(DO THIS) From the entries below, count the lines with "Component". Write only the count.

(MATERIAL PROVIDED)
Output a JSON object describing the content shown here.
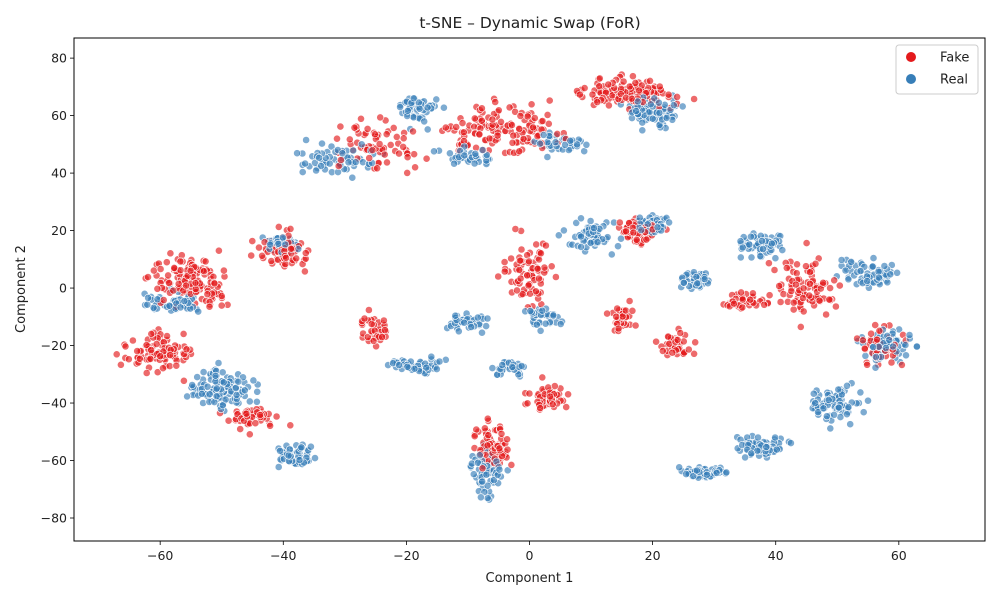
{
  "chart_data": {
    "type": "scatter",
    "title": "t-SNE – Dynamic Swap (FoR)",
    "xlabel": "Component 1",
    "ylabel": "Component 2",
    "xlim": [
      -74,
      74
    ],
    "ylim": [
      -88,
      87
    ],
    "xticks": [
      -60,
      -40,
      -20,
      0,
      20,
      40,
      60
    ],
    "yticks": [
      -80,
      -60,
      -40,
      -20,
      0,
      20,
      40,
      60,
      80
    ],
    "grid": false,
    "legend_position": "top-right",
    "point_opacity": 0.65,
    "series": [
      {
        "name": "Fake",
        "color": "#e41a1c",
        "clusters": [
          {
            "cx": 16,
            "cy": 68,
            "rx": 12,
            "ry": 7,
            "n": 130
          },
          {
            "cx": -5,
            "cy": 55,
            "rx": 16,
            "ry": 13,
            "n": 140
          },
          {
            "cx": -25,
            "cy": 50,
            "rx": 10,
            "ry": 12,
            "n": 70
          },
          {
            "cx": -55,
            "cy": 3,
            "rx": 10,
            "ry": 12,
            "n": 140
          },
          {
            "cx": -60,
            "cy": -22,
            "rx": 8,
            "ry": 10,
            "n": 90
          },
          {
            "cx": -40,
            "cy": 12,
            "rx": 6,
            "ry": 10,
            "n": 80
          },
          {
            "cx": -45,
            "cy": -45,
            "rx": 6,
            "ry": 6,
            "n": 50
          },
          {
            "cx": -6,
            "cy": -55,
            "rx": 4,
            "ry": 14,
            "n": 80
          },
          {
            "cx": 3,
            "cy": -38,
            "rx": 5,
            "ry": 7,
            "n": 60
          },
          {
            "cx": 0,
            "cy": 5,
            "rx": 6,
            "ry": 18,
            "n": 80
          },
          {
            "cx": 18,
            "cy": 20,
            "rx": 6,
            "ry": 7,
            "n": 60
          },
          {
            "cx": 24,
            "cy": -20,
            "rx": 4,
            "ry": 7,
            "n": 45
          },
          {
            "cx": 35,
            "cy": -5,
            "rx": 5,
            "ry": 5,
            "n": 40
          },
          {
            "cx": 45,
            "cy": 0,
            "rx": 8,
            "ry": 15,
            "n": 90
          },
          {
            "cx": 57,
            "cy": -20,
            "rx": 5,
            "ry": 10,
            "n": 50
          },
          {
            "cx": 15,
            "cy": -10,
            "rx": 3,
            "ry": 8,
            "n": 35
          },
          {
            "cx": -25,
            "cy": -15,
            "rx": 4,
            "ry": 8,
            "n": 40
          }
        ]
      },
      {
        "name": "Real",
        "color": "#377eb8",
        "clusters": [
          {
            "cx": 20,
            "cy": 62,
            "rx": 8,
            "ry": 8,
            "n": 80
          },
          {
            "cx": -18,
            "cy": 62,
            "rx": 6,
            "ry": 8,
            "n": 50
          },
          {
            "cx": -30,
            "cy": 45,
            "rx": 10,
            "ry": 8,
            "n": 60
          },
          {
            "cx": -10,
            "cy": 45,
            "rx": 6,
            "ry": 6,
            "n": 40
          },
          {
            "cx": 5,
            "cy": 50,
            "rx": 6,
            "ry": 6,
            "n": 40
          },
          {
            "cx": -50,
            "cy": -35,
            "rx": 8,
            "ry": 10,
            "n": 110
          },
          {
            "cx": -38,
            "cy": -58,
            "rx": 5,
            "ry": 6,
            "n": 55
          },
          {
            "cx": -58,
            "cy": -5,
            "rx": 6,
            "ry": 6,
            "n": 60
          },
          {
            "cx": -40,
            "cy": 15,
            "rx": 4,
            "ry": 5,
            "n": 40
          },
          {
            "cx": -18,
            "cy": -27,
            "rx": 6,
            "ry": 4,
            "n": 50
          },
          {
            "cx": -10,
            "cy": -12,
            "rx": 5,
            "ry": 5,
            "n": 40
          },
          {
            "cx": -7,
            "cy": -65,
            "rx": 4,
            "ry": 12,
            "n": 60
          },
          {
            "cx": -3,
            "cy": -28,
            "rx": 4,
            "ry": 4,
            "n": 30
          },
          {
            "cx": 10,
            "cy": 18,
            "rx": 6,
            "ry": 8,
            "n": 60
          },
          {
            "cx": 20,
            "cy": 22,
            "rx": 4,
            "ry": 5,
            "n": 50
          },
          {
            "cx": 28,
            "cy": -64,
            "rx": 6,
            "ry": 3,
            "n": 60
          },
          {
            "cx": 38,
            "cy": -55,
            "rx": 7,
            "ry": 6,
            "n": 70
          },
          {
            "cx": 50,
            "cy": -40,
            "rx": 6,
            "ry": 10,
            "n": 80
          },
          {
            "cx": 58,
            "cy": -20,
            "rx": 6,
            "ry": 10,
            "n": 70
          },
          {
            "cx": 55,
            "cy": 5,
            "rx": 7,
            "ry": 8,
            "n": 60
          },
          {
            "cx": 38,
            "cy": 15,
            "rx": 6,
            "ry": 6,
            "n": 60
          },
          {
            "cx": 2,
            "cy": -10,
            "rx": 4,
            "ry": 6,
            "n": 35
          },
          {
            "cx": 27,
            "cy": 3,
            "rx": 5,
            "ry": 5,
            "n": 40
          }
        ]
      }
    ]
  }
}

(EXERCISE ANSWER) 2